_WHAT NEEDS TO BE DONE_
Each entry in the listing below should be restated word for word.

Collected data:
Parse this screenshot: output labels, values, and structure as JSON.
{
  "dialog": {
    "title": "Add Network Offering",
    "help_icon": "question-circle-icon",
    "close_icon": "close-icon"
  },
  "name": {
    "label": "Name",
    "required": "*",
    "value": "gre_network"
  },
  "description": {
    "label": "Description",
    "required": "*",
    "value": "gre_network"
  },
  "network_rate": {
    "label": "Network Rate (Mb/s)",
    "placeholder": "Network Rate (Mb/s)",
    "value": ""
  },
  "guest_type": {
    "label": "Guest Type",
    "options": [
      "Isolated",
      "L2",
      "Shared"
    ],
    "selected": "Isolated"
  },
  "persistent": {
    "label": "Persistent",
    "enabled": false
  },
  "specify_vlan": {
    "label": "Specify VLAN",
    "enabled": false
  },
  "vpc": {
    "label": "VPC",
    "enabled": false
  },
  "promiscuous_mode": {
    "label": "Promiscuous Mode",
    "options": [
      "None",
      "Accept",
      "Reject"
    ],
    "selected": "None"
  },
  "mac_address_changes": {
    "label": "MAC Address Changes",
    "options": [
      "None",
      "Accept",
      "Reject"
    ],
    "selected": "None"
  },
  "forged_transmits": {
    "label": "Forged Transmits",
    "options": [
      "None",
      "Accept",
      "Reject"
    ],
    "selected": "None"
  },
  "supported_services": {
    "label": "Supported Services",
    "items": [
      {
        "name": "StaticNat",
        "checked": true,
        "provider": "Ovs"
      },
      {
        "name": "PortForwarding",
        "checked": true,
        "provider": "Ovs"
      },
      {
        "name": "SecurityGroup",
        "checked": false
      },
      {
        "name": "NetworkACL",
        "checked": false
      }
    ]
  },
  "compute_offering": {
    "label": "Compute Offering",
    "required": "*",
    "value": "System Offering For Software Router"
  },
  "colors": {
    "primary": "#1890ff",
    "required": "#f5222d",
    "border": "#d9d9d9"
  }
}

_FULL SOLUTION_
Parse this screenshot: output labels, values, and structure as JSON.
{
  "dialog": {
    "title": "Add Network Offering",
    "help_icon": "question-circle-icon",
    "close_icon": "close-icon"
  },
  "name": {
    "label": "Name",
    "required": "*",
    "value": "gre_network"
  },
  "description": {
    "label": "Description",
    "required": "*",
    "value": "gre_network"
  },
  "network_rate": {
    "label": "Network Rate (Mb/s)",
    "placeholder": "Network Rate (Mb/s)",
    "value": ""
  },
  "guest_type": {
    "label": "Guest Type",
    "options": [
      "Isolated",
      "L2",
      "Shared"
    ],
    "selected": "Isolated"
  },
  "persistent": {
    "label": "Persistent",
    "enabled": false
  },
  "specify_vlan": {
    "label": "Specify VLAN",
    "enabled": false
  },
  "vpc": {
    "label": "VPC",
    "enabled": false
  },
  "promiscuous_mode": {
    "label": "Promiscuous Mode",
    "options": [
      "None",
      "Accept",
      "Reject"
    ],
    "selected": "None"
  },
  "mac_address_changes": {
    "label": "MAC Address Changes",
    "options": [
      "None",
      "Accept",
      "Reject"
    ],
    "selected": "None"
  },
  "forged_transmits": {
    "label": "Forged Transmits",
    "options": [
      "None",
      "Accept",
      "Reject"
    ],
    "selected": "None"
  },
  "supported_services": {
    "label": "Supported Services",
    "items": [
      {
        "name": "StaticNat",
        "checked": true,
        "provider": "Ovs"
      },
      {
        "name": "PortForwarding",
        "checked": true,
        "provider": "Ovs"
      },
      {
        "name": "SecurityGroup",
        "checked": false
      },
      {
        "name": "NetworkACL",
        "checked": false
      }
    ]
  },
  "compute_offering": {
    "label": "Compute Offering",
    "required": "*",
    "value": "System Offering For Software Router"
  },
  "colors": {
    "primary": "#1890ff",
    "required": "#f5222d",
    "border": "#d9d9d9"
  }
}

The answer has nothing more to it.